▶ [TASK DIRECTIONS]: Write down every entry below once more, exactly.

▶ [RECORDS FOR THIS EXERCISE]:
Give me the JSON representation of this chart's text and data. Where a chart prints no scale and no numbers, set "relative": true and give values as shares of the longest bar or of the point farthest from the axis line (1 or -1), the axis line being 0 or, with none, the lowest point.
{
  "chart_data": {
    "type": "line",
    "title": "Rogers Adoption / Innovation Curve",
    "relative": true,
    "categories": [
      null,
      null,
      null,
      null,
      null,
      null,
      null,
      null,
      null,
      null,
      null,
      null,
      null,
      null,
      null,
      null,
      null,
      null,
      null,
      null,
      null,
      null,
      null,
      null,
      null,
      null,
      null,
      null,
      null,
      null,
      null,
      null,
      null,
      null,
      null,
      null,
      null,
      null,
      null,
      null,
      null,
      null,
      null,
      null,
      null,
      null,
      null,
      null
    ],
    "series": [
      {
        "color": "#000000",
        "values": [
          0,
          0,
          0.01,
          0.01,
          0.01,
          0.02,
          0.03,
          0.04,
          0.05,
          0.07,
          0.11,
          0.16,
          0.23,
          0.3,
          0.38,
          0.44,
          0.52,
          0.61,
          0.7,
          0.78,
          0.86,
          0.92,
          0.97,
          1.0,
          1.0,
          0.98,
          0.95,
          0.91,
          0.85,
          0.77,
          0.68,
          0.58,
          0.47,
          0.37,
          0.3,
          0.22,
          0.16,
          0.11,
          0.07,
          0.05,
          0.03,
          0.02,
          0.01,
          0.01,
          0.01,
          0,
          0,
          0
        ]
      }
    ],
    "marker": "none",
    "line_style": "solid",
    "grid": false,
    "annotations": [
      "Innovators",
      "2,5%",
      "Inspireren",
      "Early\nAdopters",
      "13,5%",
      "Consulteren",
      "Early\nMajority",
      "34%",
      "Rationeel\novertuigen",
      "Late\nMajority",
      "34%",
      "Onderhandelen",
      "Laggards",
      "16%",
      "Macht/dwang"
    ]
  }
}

▶ [RESPONSE TO THIS TASK]:
Give me the JSON representation of this chart's text and data. Where a chart prints no scale and no numbers, set "relative": true and give values as shares of the longest bar or of the point farthest from the axis line (1 or -1), the axis line being 0 or, with none, the lowest point.
{
  "chart_data": {
    "type": "line",
    "title": "Rogers Adoption / Innovation Curve",
    "relative": true,
    "categories": [
      null,
      null,
      null,
      null,
      null,
      null,
      null,
      null,
      null,
      null,
      null,
      null,
      null,
      null,
      null,
      null,
      null,
      null,
      null,
      null,
      null,
      null,
      null,
      null,
      null,
      null,
      null,
      null,
      null,
      null,
      null,
      null,
      null,
      null,
      null,
      null,
      null,
      null,
      null,
      null,
      null,
      null,
      null,
      null,
      null,
      null,
      null,
      null
    ],
    "series": [
      {
        "color": "#000000",
        "values": [
          0,
          0,
          0.01,
          0.01,
          0.01,
          0.02,
          0.03,
          0.04,
          0.05,
          0.07,
          0.11,
          0.16,
          0.23,
          0.3,
          0.38,
          0.44,
          0.52,
          0.61,
          0.7,
          0.78,
          0.86,
          0.92,
          0.97,
          1.0,
          1.0,
          0.98,
          0.95,
          0.91,
          0.85,
          0.77,
          0.68,
          0.58,
          0.47,
          0.37,
          0.3,
          0.22,
          0.16,
          0.11,
          0.07,
          0.05,
          0.03,
          0.02,
          0.01,
          0.01,
          0.01,
          0,
          0,
          0
        ]
      }
    ],
    "marker": "none",
    "line_style": "solid",
    "grid": false,
    "annotations": [
      "Innovators",
      "2,5%",
      "Inspireren",
      "Early\nAdopters",
      "13,5%",
      "Consulteren",
      "Early\nMajority",
      "34%",
      "Rationeel\novertuigen",
      "Late\nMajority",
      "34%",
      "Onderhandelen",
      "Laggards",
      "16%",
      "Macht/dwang"
    ]
  }
}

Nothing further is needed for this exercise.